[Dataset rows]

###

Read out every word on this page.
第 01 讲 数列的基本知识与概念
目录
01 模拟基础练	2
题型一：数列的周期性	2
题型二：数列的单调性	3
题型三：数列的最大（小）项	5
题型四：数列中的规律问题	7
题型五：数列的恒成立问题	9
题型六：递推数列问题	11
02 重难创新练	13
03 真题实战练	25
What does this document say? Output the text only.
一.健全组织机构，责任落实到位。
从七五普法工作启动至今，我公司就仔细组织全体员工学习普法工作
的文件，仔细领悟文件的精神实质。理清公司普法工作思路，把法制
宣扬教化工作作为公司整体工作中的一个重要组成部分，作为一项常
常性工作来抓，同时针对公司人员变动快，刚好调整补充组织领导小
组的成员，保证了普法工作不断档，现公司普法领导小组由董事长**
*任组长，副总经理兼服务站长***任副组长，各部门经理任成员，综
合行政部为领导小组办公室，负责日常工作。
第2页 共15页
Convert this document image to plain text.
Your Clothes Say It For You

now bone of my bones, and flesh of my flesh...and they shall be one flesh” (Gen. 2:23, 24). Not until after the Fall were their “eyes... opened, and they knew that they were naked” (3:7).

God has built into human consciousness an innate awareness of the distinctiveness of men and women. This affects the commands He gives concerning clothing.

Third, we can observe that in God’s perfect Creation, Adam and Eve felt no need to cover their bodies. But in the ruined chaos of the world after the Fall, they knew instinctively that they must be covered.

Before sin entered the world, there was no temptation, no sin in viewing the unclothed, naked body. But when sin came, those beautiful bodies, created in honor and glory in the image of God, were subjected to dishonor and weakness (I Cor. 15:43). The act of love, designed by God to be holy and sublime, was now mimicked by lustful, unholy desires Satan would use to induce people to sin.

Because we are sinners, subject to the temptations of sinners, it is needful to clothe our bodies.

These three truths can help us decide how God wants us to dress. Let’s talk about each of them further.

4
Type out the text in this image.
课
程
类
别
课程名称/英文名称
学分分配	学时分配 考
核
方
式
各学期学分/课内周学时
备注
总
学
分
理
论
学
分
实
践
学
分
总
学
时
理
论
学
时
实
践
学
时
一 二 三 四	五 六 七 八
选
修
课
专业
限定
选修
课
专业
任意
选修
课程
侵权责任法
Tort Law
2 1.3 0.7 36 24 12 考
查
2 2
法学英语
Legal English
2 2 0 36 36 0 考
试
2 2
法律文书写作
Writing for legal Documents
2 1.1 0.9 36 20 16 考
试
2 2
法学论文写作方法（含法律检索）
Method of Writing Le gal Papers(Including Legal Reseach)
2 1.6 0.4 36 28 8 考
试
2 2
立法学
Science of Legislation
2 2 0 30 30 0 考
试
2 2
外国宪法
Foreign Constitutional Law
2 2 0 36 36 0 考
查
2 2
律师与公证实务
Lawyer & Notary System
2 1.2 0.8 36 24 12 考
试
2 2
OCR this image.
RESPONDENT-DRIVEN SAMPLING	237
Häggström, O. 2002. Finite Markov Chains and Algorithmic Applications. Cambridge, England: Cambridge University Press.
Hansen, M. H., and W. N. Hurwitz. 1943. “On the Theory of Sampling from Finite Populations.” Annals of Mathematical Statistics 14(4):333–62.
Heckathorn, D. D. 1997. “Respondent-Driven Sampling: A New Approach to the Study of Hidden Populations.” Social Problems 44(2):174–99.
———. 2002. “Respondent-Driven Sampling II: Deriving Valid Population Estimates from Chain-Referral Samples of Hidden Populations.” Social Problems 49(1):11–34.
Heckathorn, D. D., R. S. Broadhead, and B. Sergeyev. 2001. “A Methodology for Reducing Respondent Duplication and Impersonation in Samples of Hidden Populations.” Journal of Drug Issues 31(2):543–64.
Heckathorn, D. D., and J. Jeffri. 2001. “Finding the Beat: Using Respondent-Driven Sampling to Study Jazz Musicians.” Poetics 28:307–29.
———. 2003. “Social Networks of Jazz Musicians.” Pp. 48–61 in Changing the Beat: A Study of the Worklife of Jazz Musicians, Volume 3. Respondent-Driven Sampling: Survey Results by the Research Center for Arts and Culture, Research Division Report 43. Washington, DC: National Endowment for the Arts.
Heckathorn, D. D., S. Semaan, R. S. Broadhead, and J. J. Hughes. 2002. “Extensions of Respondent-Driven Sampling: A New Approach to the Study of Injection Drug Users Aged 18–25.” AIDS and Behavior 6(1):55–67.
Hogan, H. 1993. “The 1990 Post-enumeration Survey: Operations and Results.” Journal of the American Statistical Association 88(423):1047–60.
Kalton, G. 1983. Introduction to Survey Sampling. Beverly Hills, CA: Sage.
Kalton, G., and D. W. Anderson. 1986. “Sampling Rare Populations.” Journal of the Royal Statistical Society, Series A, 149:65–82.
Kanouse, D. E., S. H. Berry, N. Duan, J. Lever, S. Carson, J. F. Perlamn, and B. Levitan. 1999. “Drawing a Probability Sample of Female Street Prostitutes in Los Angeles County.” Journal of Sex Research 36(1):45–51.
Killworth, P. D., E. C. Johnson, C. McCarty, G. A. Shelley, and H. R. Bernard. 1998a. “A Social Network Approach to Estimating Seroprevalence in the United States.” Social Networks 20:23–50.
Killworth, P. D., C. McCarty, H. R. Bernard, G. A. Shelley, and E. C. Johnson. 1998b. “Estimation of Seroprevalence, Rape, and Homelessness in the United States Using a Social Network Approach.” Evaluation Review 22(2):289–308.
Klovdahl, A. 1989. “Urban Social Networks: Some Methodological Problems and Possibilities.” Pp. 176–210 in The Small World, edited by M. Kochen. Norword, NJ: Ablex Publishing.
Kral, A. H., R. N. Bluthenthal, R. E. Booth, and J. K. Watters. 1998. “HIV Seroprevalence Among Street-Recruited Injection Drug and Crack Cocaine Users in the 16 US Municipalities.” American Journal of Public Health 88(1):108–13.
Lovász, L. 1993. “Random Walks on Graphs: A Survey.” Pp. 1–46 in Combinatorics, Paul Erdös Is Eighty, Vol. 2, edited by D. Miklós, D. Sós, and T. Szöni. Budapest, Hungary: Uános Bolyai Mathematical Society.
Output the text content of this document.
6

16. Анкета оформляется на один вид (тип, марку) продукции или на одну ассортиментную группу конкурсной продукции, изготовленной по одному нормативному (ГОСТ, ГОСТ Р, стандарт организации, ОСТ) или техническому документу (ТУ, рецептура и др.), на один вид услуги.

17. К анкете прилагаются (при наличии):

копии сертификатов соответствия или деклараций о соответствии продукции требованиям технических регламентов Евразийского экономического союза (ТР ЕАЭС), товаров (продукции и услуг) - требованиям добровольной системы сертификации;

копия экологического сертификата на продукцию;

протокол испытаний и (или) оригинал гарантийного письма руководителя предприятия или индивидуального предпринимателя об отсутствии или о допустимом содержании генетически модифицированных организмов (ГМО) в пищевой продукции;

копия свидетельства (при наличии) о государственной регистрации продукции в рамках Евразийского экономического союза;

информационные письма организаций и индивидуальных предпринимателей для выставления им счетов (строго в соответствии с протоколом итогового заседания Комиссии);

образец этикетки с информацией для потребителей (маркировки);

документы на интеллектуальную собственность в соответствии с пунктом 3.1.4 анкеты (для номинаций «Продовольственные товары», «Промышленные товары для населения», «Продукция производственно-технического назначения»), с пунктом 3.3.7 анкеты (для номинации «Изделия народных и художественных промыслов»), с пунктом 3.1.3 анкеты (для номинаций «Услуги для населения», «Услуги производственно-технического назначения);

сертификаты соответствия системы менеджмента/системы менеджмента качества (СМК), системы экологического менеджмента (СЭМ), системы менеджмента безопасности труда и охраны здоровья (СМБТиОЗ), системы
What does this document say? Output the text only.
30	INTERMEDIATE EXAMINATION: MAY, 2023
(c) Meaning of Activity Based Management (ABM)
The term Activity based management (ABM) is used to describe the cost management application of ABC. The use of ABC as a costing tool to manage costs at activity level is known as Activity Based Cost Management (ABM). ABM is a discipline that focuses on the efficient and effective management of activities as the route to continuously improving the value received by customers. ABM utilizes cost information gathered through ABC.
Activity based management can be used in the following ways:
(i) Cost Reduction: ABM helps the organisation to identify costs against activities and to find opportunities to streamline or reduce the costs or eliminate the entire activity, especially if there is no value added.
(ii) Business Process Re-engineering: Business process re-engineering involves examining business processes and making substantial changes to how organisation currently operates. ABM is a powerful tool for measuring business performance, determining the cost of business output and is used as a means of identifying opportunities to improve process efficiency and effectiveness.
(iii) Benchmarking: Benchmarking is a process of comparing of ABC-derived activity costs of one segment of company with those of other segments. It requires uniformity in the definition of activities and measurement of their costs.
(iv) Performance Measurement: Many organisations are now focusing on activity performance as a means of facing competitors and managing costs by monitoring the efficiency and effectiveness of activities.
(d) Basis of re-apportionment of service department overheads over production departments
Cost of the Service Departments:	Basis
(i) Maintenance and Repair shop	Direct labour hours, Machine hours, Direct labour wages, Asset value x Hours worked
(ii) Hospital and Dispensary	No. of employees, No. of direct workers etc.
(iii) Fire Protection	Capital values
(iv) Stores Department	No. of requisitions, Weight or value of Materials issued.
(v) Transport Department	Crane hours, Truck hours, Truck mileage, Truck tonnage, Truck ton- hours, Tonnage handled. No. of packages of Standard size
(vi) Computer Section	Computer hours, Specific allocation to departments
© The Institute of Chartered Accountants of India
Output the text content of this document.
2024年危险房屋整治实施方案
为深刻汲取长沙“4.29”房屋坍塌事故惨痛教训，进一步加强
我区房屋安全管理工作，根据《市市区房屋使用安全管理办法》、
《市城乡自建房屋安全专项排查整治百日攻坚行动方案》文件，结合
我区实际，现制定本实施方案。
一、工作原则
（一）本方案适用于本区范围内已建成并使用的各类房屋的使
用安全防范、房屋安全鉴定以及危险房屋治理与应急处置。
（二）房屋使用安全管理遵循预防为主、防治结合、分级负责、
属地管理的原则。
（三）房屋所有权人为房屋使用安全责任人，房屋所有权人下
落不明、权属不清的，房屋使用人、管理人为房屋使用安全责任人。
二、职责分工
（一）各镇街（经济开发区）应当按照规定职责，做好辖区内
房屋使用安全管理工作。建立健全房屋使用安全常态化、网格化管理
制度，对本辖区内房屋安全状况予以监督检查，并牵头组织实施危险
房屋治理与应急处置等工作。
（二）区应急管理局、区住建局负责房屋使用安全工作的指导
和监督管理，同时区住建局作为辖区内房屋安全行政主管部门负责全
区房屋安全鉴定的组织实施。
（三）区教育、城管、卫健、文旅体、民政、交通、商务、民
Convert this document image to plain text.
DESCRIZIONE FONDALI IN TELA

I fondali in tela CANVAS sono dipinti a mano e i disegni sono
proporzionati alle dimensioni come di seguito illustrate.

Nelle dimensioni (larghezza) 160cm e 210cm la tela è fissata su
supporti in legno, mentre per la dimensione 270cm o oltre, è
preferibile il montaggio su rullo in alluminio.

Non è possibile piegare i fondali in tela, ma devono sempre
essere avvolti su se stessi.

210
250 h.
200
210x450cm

###

Exercise description: Search the data for "American" and list every line in which it occurs.

Output below:
Hogan, H. 1993. “The 1990 Post-enumeration Survey: Operations and Results.” Journal of the American Statistical Association 88(423):1047–60.
Kral, A. H., R. N. Bluthenthal, R. E. Booth, and J. K. Watters. 1998. “HIV Seroprevalence Among Street-Recruited Injection Drug and Crack Cocaine Users in the 16 US Municipalities.” American Journal of Public Health 88(1):108–13.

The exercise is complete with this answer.